> **Problems to solve**:
**1.** Repeat the passage of the comments on hidden food ingredients from "The common saying" up to and including "gross people out.".
**2.** Carry on the comments on hidden food ingredients, starting after their last sentence.

> **Document extract**:

I would say the fear mongering stirred up by this post is worse than the actual products,. You need to make up your mind whether you want ot bash the natural or the artificial.
I think the point is that we're not told what's in the food we eat. I'm totally fine eating beetles and hair if I know about it beforehand and can make the choice to do so or not. But hiding ANY food ingredient, cosmetic ingredient, etc under a pseudonym, whether it's a "natural" ingredient (petroleum is a natural ingredient, derived from stuff under ground, but I wouldn't want to eat it) or a synthetic chemical, is not cool.
Ms. Murphy, I must respectfully disagree with you. I also apologize for my misspellings in my previous comment! There is no excuse for not re-reading before you hit the send. I digress.
When I read things such as "...you love probably comes from a beaver's back end, technically his anal glands. Mmm, tasty!", "Disgusting animal (and human) bodily leftovers lurk in a motley crew of prefab foods.", "...puts bug guts and other nauseating ingredients (crushed cow ovaries!)", and "...five more hidden nasties lurking in junk food", that really says to me I need to avoid all these nasty additives because they are gross and disgusting.
The common saying goes, "ignorance is no excuse" does it not? FOr an educated person in this day and age to claim not to know (or where to find out) what cystine, karmine or lanolin are is pretty farfetched. The entire tone of this article was to gross people out.

Dataset excerpts:
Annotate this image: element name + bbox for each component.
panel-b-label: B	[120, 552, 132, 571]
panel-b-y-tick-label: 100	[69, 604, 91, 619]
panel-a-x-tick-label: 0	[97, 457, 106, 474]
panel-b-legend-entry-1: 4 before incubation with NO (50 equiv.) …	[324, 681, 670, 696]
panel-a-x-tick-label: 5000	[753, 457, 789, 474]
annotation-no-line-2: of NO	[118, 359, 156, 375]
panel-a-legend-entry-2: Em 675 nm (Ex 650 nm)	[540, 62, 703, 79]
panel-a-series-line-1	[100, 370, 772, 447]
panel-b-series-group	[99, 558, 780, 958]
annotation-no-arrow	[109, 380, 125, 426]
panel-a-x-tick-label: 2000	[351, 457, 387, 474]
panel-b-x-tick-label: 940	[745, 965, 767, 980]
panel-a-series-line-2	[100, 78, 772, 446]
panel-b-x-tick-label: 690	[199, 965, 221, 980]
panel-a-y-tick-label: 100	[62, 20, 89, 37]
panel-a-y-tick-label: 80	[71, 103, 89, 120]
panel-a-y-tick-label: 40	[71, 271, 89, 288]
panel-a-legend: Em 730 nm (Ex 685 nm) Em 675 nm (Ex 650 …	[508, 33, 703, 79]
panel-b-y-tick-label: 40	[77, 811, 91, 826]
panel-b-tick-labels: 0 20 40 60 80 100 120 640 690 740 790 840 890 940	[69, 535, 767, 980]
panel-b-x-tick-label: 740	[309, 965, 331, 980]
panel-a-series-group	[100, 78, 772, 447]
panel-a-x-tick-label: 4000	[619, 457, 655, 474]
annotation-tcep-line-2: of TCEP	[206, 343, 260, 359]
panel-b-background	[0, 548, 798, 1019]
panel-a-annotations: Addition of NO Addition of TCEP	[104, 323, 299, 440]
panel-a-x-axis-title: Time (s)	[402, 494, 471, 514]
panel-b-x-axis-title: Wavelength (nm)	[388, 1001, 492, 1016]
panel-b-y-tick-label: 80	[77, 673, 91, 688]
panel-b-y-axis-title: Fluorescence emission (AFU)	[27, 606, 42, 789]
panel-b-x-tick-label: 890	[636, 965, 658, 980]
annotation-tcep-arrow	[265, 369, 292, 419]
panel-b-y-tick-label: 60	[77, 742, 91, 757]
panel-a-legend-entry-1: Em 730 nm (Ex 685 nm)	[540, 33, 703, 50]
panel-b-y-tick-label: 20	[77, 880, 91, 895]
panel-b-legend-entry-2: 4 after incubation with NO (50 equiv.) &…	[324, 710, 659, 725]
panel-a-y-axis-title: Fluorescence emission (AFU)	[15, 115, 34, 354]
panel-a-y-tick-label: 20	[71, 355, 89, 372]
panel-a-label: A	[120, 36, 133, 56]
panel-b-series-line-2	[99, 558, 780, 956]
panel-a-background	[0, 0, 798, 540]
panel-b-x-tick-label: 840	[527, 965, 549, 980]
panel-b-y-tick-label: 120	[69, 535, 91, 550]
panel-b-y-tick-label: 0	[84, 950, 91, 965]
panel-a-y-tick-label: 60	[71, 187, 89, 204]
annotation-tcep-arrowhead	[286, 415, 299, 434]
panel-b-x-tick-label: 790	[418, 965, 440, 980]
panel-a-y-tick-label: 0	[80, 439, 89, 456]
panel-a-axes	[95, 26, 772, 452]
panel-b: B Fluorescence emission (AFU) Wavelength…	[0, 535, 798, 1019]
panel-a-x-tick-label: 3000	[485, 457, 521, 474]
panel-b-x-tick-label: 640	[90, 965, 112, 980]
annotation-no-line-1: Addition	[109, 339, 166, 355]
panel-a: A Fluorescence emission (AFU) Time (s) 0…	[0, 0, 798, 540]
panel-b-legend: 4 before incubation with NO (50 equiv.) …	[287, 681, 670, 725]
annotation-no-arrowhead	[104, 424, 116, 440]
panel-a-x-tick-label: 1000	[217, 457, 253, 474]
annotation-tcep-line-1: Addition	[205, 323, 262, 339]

> **Outputs in order**:
**1.**
The common saying goes, "ignorance is no excuse" does it not? FOr an educated person in this day and age to claim not to know (or where to find out) what cystine, karmine or lanolin are is pretty farfetched. The entire tone of this article was to gross people out.

**2.**
Pavlina,
Please don't apologize for spelling errors in your comment. Who among us hasn't made minor grammar and spelling mistakes while leaving comments on a blog? It's totally normal. We all do it.
Regarding your most recent comment, yes, you are correct re: the tone of my blog post. I purposely employed fun, lighthearted (even at times disgusting) descriptors to poke fun at the concept that there is nary a food we can eat any longer and to poke fun at how far some people are willing to go to avoid certain ingredients at all costs. I was being tongue-in-cheek throughout.
However, I'm not a big fan of synthetic additives in my food. Keep in mind, I'm typing this while eating heaping spoonfuls of hot Kraft Macaroni and Cheese. I try to minimize how much processed food I and my children eat, but I'm not so hardcore and extreme as to avoid all processed foods.
Like everything else in life, we must make certain compromises with our diets, based on several factors, including our grocery budget, personal tastes and the extent to which we are informed about natural and unnatural food ingredients. I was merely having a great time writing a post about how odd some of the foods we eat are. Some additives, natural or not, are truly repulsive. Does that mean I don't eat some of them? Certainly not.
Thanks to all who commented for contributing to this conversation. I'm glad for your readership. Ps. I didn't spell check this either ... don't have time at the moment. My Mac 'n cheese calls.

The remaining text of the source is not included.